** start Material for this task **
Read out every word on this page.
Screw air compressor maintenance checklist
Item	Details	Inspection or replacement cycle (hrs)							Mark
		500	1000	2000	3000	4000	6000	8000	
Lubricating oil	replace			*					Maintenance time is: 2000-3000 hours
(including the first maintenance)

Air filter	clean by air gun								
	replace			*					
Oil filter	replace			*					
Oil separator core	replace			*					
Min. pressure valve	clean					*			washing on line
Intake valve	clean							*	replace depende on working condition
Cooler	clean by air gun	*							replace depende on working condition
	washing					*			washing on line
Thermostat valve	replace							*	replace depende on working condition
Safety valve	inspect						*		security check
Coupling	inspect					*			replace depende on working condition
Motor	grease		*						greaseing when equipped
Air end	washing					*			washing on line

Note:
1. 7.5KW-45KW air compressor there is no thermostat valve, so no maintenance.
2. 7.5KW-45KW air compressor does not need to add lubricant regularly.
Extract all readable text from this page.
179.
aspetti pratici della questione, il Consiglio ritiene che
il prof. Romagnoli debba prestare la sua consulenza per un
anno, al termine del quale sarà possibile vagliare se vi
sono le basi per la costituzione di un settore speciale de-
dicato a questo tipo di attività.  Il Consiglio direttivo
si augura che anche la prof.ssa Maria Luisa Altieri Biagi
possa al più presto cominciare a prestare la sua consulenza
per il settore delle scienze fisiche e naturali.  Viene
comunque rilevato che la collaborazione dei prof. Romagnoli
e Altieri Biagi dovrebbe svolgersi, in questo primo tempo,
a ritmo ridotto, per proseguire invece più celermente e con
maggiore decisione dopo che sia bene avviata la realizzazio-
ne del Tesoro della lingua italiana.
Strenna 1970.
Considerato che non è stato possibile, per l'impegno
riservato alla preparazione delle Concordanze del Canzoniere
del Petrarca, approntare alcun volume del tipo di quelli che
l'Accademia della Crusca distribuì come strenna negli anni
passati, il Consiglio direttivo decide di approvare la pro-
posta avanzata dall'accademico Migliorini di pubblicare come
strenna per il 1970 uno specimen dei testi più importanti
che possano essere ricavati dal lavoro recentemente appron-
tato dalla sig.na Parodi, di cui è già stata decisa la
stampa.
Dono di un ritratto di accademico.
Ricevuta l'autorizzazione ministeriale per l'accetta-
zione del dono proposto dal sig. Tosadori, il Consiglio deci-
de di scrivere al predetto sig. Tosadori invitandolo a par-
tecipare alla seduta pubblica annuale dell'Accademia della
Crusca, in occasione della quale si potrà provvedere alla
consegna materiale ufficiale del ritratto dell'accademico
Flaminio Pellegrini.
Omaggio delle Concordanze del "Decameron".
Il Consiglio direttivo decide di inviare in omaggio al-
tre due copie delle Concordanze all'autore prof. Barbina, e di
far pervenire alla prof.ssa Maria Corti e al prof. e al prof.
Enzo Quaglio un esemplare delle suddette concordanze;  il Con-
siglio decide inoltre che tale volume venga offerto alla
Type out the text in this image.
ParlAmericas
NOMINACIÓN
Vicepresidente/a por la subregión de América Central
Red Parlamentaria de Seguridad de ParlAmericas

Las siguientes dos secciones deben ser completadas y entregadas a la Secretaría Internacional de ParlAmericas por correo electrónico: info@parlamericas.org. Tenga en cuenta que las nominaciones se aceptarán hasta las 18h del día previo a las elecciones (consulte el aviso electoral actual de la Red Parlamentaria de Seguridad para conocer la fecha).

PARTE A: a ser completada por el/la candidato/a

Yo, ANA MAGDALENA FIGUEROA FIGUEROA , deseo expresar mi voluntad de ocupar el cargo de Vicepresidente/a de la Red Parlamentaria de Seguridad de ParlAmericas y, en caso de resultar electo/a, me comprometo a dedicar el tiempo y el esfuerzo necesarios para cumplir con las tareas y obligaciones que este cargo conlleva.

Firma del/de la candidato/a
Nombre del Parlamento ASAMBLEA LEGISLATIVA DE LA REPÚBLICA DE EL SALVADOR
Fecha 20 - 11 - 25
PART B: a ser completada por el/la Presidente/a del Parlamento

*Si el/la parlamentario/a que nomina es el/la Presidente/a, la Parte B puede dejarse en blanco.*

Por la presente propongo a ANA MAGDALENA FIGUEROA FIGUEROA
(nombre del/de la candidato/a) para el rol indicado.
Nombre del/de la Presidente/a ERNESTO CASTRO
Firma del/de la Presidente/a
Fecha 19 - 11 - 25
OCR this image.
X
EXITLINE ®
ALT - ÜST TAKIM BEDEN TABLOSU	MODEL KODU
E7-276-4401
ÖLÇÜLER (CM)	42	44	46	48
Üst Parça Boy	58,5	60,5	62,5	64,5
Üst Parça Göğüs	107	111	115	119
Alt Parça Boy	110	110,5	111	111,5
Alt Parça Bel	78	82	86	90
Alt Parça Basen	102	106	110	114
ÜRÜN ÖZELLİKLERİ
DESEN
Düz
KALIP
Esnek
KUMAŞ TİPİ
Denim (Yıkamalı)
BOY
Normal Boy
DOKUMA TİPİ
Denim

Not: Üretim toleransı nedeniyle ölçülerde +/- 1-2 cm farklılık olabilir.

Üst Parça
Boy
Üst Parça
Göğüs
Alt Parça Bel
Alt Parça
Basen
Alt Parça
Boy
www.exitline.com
** end Material for this task **
### Requirements
Recopy the entries above in their entirety, exactly.

### Final result
Read out every word on this page.
Screw air compressor maintenance checklist
Item	Details	Inspection or replacement cycle (hrs)							Mark
		500	1000	2000	3000	4000	6000	8000	
Lubricating oil	replace			*					Maintenance time is: 2000-3000 hours
(including the first maintenance)

Air filter	clean by air gun								
	replace			*					
Oil filter	replace			*					
Oil separator core	replace			*					
Min. pressure valve	clean					*			washing on line
Intake valve	clean							*	replace depende on working condition
Cooler	clean by air gun	*							replace depende on working condition
	washing					*			washing on line
Thermostat valve	replace							*	replace depende on working condition
Safety valve	inspect						*		security check
Coupling	inspect					*			replace depende on working condition
Motor	grease		*						greaseing when equipped
Air end	washing					*			washing on line

Note:
1. 7.5KW-45KW air compressor there is no thermostat valve, so no maintenance.
2. 7.5KW-45KW air compressor does not need to add lubricant regularly.
Extract all readable text from this page.
179.
aspetti pratici della questione, il Consiglio ritiene che
il prof. Romagnoli debba prestare la sua consulenza per un
anno, al termine del quale sarà possibile vagliare se vi
sono le basi per la costituzione di un settore speciale de-
dicato a questo tipo di attività.  Il Consiglio direttivo
si augura che anche la prof.ssa Maria Luisa Altieri Biagi
possa al più presto cominciare a prestare la sua consulenza
per il settore delle scienze fisiche e naturali.  Viene
comunque rilevato che la collaborazione dei prof. Romagnoli
e Altieri Biagi dovrebbe svolgersi, in questo primo tempo,
a ritmo ridotto, per proseguire invece più celermente e con
maggiore decisione dopo che sia bene avviata la realizzazio-
ne del Tesoro della lingua italiana.
Strenna 1970.
Considerato che non è stato possibile, per l'impegno
riservato alla preparazione delle Concordanze del Canzoniere
del Petrarca, approntare alcun volume del tipo di quelli che
l'Accademia della Crusca distribuì come strenna negli anni
passati, il Consiglio direttivo decide di approvare la pro-
posta avanzata dall'accademico Migliorini di pubblicare come
strenna per il 1970 uno specimen dei testi più importanti
che possano essere ricavati dal lavoro recentemente appron-
tato dalla sig.na Parodi, di cui è già stata decisa la
stampa.
Dono di un ritratto di accademico.
Ricevuta l'autorizzazione ministeriale per l'accetta-
zione del dono proposto dal sig. Tosadori, il Consiglio deci-
de di scrivere al predetto sig. Tosadori invitandolo a par-
tecipare alla seduta pubblica annuale dell'Accademia della
Crusca, in occasione della quale si potrà provvedere alla
consegna materiale ufficiale del ritratto dell'accademico
Flaminio Pellegrini.
Omaggio delle Concordanze del "Decameron".
Il Consiglio direttivo decide di inviare in omaggio al-
tre due copie delle Concordanze all'autore prof. Barbina, e di
far pervenire alla prof.ssa Maria Corti e al prof. e al prof.
Enzo Quaglio un esemplare delle suddette concordanze;  il Con-
siglio decide inoltre che tale volume venga offerto alla
Type out the text in this image.
ParlAmericas
NOMINACIÓN
Vicepresidente/a por la subregión de América Central
Red Parlamentaria de Seguridad de ParlAmericas

Las siguientes dos secciones deben ser completadas y entregadas a la Secretaría Internacional de ParlAmericas por correo electrónico: info@parlamericas.org. Tenga en cuenta que las nominaciones se aceptarán hasta las 18h del día previo a las elecciones (consulte el aviso electoral actual de la Red Parlamentaria de Seguridad para conocer la fecha).

PARTE A: a ser completada por el/la candidato/a

Yo, ANA MAGDALENA FIGUEROA FIGUEROA , deseo expresar mi voluntad de ocupar el cargo de Vicepresidente/a de la Red Parlamentaria de Seguridad de ParlAmericas y, en caso de resultar electo/a, me comprometo a dedicar el tiempo y el esfuerzo necesarios para cumplir con las tareas y obligaciones que este cargo conlleva.

Firma del/de la candidato/a
Nombre del Parlamento ASAMBLEA LEGISLATIVA DE LA REPÚBLICA DE EL SALVADOR
Fecha 20 - 11 - 25
PART B: a ser completada por el/la Presidente/a del Parlamento

*Si el/la parlamentario/a que nomina es el/la Presidente/a, la Parte B puede dejarse en blanco.*

Por la presente propongo a ANA MAGDALENA FIGUEROA FIGUEROA
(nombre del/de la candidato/a) para el rol indicado.
Nombre del/de la Presidente/a ERNESTO CASTRO
Firma del/de la Presidente/a
Fecha 19 - 11 - 25
OCR this image.
X
EXITLINE ®
ALT - ÜST TAKIM BEDEN TABLOSU	MODEL KODU
E7-276-4401
ÖLÇÜLER (CM)	42	44	46	48
Üst Parça Boy	58,5	60,5	62,5	64,5
Üst Parça Göğüs	107	111	115	119
Alt Parça Boy	110	110,5	111	111,5
Alt Parça Bel	78	82	86	90
Alt Parça Basen	102	106	110	114
ÜRÜN ÖZELLİKLERİ
DESEN
Düz
KALIP
Esnek
KUMAŞ TİPİ
Denim (Yıkamalı)
BOY
Normal Boy
DOKUMA TİPİ
Denim

Not: Üretim toleransı nedeniyle ölçülerde +/- 1-2 cm farklılık olabilir.

Üst Parça
Boy
Üst Parça
Göğüs
Alt Parça Bel
Alt Parça
Basen
Alt Parça
Boy
www.exitline.com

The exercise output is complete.